Records for this exercise ->
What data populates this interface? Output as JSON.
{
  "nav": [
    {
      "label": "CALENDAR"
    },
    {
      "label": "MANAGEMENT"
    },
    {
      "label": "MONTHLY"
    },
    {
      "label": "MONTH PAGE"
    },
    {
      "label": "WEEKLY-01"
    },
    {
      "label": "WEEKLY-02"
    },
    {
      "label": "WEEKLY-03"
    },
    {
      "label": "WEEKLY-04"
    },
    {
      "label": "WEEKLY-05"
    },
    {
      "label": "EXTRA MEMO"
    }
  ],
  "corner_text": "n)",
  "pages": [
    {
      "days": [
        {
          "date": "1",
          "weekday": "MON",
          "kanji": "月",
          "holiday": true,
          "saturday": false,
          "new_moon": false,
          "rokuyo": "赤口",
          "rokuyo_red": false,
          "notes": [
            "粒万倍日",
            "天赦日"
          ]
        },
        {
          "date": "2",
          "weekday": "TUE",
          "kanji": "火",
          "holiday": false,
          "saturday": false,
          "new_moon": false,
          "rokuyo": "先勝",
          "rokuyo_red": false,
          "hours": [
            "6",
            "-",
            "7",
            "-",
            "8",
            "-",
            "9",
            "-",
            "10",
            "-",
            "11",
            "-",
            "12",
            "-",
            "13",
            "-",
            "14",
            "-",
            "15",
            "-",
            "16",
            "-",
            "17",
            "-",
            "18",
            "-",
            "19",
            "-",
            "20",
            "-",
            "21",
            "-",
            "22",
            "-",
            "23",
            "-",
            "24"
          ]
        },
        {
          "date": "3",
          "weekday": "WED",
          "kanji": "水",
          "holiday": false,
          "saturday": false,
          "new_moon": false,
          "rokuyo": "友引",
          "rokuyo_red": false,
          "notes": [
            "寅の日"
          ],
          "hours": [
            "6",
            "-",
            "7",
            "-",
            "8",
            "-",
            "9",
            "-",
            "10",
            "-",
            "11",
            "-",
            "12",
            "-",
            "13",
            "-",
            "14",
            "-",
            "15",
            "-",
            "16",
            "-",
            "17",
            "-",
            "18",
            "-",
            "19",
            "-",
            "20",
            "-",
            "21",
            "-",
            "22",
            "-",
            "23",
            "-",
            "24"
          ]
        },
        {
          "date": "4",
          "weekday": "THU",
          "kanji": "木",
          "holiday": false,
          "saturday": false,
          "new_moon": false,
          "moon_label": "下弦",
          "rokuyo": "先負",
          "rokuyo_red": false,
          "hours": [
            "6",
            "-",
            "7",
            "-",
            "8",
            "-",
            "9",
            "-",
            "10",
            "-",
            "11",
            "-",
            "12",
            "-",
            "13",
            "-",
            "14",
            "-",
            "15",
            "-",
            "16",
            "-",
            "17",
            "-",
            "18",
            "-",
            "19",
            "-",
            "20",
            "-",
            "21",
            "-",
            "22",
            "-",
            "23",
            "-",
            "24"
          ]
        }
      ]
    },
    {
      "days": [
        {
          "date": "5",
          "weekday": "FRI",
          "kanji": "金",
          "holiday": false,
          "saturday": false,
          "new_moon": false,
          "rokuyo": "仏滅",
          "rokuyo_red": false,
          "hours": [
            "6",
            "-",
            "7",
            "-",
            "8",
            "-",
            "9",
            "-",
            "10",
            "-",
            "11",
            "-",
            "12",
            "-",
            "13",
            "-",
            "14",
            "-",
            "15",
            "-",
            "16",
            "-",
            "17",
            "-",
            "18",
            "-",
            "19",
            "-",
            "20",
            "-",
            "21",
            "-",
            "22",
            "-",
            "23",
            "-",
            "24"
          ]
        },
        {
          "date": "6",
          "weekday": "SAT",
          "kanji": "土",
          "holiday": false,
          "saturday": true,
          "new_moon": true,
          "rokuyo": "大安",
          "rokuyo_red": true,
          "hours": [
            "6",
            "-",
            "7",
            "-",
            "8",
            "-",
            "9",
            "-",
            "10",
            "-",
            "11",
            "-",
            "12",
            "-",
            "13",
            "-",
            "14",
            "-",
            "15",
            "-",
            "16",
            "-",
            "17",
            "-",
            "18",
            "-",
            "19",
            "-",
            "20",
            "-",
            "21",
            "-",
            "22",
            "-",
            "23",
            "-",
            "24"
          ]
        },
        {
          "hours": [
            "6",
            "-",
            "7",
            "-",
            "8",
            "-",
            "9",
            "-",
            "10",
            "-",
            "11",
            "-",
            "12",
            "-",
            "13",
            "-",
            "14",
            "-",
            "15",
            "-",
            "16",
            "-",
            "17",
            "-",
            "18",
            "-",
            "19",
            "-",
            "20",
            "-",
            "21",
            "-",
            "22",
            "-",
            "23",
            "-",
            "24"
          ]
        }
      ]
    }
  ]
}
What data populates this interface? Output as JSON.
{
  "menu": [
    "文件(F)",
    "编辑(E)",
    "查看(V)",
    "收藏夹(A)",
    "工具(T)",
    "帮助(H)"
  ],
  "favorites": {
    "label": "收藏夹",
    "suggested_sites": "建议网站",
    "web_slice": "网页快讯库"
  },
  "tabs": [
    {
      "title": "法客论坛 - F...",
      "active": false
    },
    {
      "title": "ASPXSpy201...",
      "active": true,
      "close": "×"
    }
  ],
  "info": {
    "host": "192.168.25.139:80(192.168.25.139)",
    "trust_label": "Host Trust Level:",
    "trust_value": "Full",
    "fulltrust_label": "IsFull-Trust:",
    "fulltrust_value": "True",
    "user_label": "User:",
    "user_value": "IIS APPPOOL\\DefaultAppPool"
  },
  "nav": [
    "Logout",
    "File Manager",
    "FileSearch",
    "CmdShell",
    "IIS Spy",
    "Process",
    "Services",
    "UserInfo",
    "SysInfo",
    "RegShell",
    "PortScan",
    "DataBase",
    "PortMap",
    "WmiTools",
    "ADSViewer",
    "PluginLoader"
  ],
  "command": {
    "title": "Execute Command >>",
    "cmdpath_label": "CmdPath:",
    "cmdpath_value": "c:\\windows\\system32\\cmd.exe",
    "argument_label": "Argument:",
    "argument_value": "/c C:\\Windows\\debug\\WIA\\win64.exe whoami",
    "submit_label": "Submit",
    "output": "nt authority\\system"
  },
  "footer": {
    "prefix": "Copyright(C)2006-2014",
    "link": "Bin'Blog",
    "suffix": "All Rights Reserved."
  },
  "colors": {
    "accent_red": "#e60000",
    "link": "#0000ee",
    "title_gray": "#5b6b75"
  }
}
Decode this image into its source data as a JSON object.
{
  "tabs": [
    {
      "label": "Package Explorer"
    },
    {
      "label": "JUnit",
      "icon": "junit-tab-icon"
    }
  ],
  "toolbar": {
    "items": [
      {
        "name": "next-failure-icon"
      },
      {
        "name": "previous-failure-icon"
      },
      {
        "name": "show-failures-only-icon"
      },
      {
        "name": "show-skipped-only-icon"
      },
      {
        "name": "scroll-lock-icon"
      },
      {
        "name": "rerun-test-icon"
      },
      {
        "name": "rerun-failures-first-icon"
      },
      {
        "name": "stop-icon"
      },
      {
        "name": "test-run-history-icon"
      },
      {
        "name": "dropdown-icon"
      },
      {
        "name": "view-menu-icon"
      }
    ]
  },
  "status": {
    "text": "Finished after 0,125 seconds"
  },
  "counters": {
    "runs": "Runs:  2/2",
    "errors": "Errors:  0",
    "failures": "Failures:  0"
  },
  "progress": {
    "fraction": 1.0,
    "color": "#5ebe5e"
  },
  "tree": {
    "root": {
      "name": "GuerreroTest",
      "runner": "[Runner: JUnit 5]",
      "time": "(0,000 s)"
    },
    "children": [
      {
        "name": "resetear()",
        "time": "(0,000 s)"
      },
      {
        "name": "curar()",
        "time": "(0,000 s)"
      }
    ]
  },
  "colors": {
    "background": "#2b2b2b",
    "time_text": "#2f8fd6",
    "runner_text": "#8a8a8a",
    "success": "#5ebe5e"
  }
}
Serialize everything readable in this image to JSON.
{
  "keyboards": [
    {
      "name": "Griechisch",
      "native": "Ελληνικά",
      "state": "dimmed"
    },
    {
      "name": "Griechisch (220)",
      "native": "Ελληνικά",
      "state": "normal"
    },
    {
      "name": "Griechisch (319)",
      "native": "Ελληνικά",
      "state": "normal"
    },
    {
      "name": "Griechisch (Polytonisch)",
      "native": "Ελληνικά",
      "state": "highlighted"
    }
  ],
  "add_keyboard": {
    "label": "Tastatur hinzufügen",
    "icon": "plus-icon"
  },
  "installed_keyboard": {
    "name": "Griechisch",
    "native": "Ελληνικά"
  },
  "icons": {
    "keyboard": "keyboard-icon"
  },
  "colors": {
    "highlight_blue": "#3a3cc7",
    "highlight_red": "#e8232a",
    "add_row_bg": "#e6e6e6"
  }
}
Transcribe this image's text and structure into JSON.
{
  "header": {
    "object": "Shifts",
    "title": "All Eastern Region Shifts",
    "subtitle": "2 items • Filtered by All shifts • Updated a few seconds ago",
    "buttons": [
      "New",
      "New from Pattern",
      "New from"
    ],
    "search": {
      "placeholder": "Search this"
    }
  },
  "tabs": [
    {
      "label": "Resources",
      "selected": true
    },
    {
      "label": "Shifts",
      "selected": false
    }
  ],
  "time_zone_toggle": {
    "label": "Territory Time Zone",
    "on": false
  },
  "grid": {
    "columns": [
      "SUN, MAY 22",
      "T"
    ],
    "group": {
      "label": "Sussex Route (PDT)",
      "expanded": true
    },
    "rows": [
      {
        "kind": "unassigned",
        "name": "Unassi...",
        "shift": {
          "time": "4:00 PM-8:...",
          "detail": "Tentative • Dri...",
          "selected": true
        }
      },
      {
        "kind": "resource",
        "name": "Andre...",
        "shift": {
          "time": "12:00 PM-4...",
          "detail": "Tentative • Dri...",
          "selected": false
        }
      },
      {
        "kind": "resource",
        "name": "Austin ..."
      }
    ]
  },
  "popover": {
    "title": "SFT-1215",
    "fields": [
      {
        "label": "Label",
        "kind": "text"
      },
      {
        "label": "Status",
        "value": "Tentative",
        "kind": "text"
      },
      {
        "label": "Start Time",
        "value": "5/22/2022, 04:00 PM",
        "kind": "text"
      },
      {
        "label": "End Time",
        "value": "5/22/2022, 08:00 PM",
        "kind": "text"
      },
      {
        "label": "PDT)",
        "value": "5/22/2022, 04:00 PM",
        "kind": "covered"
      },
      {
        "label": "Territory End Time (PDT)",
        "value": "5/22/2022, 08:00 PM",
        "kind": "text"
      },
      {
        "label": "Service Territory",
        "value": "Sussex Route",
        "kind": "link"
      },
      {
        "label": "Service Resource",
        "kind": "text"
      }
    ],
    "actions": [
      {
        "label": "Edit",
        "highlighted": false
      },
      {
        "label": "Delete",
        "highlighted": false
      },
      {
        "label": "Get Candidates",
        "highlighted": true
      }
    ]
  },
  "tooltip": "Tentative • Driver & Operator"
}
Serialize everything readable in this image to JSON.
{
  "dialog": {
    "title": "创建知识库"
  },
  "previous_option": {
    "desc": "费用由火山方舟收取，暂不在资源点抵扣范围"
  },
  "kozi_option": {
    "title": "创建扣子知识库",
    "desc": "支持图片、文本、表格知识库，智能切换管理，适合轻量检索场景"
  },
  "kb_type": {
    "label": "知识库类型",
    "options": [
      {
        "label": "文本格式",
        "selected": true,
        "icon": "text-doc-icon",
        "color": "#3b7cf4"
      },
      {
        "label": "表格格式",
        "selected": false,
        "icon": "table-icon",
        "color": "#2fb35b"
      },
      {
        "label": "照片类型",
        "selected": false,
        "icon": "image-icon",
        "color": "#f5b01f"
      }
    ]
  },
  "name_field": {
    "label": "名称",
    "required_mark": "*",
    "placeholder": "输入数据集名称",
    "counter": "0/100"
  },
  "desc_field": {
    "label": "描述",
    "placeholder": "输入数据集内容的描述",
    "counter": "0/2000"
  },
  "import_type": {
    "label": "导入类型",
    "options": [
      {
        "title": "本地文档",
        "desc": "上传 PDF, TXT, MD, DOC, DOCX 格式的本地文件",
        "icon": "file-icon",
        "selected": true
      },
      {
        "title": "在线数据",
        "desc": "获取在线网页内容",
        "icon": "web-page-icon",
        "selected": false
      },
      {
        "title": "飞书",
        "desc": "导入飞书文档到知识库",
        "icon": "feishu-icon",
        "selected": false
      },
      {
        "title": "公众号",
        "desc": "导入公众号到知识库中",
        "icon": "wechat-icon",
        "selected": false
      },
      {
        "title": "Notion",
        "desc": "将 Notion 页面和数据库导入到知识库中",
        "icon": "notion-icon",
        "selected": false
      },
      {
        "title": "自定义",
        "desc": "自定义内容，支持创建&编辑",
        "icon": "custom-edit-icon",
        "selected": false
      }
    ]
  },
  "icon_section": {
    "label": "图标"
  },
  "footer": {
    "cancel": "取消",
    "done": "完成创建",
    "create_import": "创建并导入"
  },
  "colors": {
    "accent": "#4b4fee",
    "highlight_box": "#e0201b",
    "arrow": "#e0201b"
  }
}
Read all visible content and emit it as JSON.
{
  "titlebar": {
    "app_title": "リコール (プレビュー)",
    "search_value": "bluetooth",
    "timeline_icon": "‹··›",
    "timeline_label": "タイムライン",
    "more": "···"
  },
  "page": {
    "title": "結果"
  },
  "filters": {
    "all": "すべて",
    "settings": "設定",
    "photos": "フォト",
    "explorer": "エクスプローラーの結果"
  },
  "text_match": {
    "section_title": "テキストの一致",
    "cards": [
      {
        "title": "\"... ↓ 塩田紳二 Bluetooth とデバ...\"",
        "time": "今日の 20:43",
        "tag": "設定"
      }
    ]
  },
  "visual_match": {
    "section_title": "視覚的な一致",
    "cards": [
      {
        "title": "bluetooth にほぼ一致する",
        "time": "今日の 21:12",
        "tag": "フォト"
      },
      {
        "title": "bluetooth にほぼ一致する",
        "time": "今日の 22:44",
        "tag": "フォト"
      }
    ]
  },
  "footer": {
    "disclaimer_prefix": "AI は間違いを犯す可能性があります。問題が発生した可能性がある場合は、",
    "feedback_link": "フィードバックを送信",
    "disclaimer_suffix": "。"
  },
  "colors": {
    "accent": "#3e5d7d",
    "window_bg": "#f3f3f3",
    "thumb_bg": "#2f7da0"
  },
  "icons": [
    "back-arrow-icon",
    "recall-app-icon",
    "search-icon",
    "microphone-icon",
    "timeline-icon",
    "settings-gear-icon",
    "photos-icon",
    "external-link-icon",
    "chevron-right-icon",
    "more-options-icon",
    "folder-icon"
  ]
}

Given task -> Show every line from the listing above in which the string "Griechisch" appears.

Finished task ->
      "name": "Griechisch",
      "name": "Griechisch (220)",
      "name": "Griechisch (319)",
      "name": "Griechisch (Polytonisch)",
    "name": "Griechisch",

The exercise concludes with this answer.